#### Task input
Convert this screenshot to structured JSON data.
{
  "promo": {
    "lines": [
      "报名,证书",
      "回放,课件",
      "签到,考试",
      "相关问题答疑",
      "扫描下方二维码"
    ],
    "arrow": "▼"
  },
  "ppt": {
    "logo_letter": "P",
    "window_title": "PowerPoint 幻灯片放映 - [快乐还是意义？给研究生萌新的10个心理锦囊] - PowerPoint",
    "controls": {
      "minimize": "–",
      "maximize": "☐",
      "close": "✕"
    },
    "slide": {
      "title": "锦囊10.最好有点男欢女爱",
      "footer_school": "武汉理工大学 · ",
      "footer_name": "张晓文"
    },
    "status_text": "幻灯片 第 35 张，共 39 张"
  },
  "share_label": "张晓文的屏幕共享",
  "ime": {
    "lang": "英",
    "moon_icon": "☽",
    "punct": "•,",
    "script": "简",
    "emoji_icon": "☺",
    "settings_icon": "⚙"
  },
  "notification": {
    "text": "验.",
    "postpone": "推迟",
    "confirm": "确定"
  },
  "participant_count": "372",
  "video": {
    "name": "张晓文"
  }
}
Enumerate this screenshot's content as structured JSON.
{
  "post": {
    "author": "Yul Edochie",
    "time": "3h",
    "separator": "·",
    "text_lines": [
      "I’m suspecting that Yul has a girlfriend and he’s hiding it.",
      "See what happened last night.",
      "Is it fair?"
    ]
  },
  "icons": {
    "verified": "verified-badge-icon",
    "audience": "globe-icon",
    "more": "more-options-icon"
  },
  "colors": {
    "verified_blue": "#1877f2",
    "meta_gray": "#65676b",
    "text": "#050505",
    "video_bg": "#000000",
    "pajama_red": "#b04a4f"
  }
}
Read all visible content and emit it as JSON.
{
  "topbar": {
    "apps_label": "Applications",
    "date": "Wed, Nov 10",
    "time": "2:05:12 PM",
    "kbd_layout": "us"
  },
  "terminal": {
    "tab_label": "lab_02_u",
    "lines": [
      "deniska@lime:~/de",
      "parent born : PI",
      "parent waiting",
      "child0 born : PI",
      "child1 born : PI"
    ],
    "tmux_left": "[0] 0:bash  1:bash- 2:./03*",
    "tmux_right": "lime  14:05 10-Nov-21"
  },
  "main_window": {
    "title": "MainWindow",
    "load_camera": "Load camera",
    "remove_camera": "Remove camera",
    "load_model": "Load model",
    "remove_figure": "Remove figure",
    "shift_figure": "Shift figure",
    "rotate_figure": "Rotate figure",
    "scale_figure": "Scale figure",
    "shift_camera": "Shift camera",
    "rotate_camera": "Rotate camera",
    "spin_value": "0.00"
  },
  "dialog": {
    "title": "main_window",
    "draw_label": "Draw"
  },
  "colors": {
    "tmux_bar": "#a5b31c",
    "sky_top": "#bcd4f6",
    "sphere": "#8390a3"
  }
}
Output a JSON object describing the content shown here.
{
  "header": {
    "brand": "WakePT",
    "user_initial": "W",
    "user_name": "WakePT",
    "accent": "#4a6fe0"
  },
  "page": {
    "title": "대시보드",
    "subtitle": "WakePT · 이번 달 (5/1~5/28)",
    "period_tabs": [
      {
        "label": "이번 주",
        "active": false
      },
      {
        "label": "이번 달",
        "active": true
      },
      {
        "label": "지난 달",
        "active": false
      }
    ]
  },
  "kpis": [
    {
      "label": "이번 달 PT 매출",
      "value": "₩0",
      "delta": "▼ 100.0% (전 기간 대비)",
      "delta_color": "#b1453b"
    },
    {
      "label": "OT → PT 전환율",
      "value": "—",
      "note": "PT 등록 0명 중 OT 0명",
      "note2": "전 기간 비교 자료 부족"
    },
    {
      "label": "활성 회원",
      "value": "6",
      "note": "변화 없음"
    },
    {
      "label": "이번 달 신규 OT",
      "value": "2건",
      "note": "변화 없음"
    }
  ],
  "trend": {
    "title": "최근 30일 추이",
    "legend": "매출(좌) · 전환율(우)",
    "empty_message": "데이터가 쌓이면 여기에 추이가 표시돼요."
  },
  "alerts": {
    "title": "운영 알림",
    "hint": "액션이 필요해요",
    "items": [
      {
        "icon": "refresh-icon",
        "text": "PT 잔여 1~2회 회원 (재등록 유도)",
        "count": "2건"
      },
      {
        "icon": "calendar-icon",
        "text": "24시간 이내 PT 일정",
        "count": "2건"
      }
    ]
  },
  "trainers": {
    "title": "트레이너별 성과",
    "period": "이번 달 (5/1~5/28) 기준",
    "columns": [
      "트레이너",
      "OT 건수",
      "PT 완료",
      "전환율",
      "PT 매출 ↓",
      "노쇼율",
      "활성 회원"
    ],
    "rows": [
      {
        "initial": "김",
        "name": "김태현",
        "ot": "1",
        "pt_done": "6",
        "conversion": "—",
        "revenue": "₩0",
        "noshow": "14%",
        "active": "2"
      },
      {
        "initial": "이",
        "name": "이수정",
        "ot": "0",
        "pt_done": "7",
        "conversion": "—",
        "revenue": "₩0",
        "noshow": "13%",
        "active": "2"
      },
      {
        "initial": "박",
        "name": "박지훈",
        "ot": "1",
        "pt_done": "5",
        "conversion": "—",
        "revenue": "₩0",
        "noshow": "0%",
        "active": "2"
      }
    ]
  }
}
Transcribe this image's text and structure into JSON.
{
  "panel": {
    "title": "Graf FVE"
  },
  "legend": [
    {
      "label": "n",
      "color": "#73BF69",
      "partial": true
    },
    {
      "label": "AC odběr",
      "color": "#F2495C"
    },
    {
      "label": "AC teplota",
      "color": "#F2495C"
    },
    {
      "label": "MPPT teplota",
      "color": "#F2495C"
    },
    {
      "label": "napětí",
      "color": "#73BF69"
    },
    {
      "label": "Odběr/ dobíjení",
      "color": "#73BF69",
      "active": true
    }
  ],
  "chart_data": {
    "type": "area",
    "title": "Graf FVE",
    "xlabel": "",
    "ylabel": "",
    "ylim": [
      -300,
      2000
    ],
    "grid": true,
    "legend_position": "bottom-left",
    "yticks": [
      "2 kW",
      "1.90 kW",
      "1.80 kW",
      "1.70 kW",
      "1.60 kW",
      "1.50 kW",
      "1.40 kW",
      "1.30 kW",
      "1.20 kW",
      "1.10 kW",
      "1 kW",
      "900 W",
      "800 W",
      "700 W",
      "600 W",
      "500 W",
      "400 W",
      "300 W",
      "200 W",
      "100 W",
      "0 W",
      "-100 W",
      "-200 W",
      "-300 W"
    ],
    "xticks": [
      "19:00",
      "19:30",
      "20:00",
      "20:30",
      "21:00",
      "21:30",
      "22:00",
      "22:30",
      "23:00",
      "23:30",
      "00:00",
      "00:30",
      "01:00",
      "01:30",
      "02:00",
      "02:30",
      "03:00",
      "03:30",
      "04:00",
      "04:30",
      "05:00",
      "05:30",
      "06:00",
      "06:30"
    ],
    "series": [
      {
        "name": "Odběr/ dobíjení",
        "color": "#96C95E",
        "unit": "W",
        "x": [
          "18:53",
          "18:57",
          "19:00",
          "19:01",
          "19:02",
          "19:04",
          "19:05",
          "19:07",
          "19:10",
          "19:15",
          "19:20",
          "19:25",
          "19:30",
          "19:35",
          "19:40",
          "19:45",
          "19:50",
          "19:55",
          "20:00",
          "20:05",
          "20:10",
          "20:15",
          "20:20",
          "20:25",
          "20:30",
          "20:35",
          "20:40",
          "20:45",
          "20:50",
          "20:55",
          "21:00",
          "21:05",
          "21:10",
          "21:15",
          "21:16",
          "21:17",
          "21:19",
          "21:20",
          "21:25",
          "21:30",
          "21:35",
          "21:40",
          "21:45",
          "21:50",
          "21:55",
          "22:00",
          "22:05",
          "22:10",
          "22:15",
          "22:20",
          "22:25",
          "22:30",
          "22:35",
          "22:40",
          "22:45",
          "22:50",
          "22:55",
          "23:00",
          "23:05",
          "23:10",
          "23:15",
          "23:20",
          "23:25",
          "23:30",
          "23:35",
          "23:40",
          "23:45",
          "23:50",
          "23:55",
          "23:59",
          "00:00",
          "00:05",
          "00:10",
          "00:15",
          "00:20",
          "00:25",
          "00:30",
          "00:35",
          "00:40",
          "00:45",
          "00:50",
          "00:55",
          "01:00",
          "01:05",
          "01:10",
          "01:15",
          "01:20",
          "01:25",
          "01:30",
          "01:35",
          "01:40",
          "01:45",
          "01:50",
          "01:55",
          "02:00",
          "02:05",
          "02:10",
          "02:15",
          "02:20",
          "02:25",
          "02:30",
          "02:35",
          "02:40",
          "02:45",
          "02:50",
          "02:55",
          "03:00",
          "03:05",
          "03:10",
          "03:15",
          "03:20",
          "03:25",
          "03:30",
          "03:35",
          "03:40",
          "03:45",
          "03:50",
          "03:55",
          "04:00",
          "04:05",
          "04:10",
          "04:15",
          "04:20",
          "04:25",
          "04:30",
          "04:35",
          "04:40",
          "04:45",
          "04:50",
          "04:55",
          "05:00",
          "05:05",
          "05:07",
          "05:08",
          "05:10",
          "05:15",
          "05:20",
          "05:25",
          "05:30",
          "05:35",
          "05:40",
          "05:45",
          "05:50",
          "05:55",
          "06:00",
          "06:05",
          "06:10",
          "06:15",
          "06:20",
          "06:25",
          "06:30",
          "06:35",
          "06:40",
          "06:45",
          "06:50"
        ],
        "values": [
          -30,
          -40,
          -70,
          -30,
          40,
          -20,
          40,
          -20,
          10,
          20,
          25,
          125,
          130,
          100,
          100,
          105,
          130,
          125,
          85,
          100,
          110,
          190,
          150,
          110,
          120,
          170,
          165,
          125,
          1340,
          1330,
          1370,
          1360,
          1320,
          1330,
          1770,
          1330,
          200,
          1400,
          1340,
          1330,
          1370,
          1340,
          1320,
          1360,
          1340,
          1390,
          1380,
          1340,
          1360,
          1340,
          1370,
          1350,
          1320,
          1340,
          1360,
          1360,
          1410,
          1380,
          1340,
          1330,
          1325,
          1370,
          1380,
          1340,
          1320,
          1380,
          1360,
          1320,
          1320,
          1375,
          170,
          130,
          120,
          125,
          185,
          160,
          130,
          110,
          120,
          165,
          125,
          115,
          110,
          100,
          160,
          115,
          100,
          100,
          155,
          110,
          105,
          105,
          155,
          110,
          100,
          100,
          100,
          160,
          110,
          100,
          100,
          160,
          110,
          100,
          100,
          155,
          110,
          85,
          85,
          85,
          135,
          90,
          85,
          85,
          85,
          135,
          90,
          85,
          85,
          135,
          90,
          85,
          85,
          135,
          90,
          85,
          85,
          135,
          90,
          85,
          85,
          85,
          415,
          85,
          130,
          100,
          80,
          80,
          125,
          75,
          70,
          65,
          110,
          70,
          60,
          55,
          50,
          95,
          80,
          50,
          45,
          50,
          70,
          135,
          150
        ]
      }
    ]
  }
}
########
**Given problem:**
Using the entries above, find all lines with "teplota". Copy them.

**Result of this task:**
      "label": "AC teplota",
      "label": "MPPT teplota",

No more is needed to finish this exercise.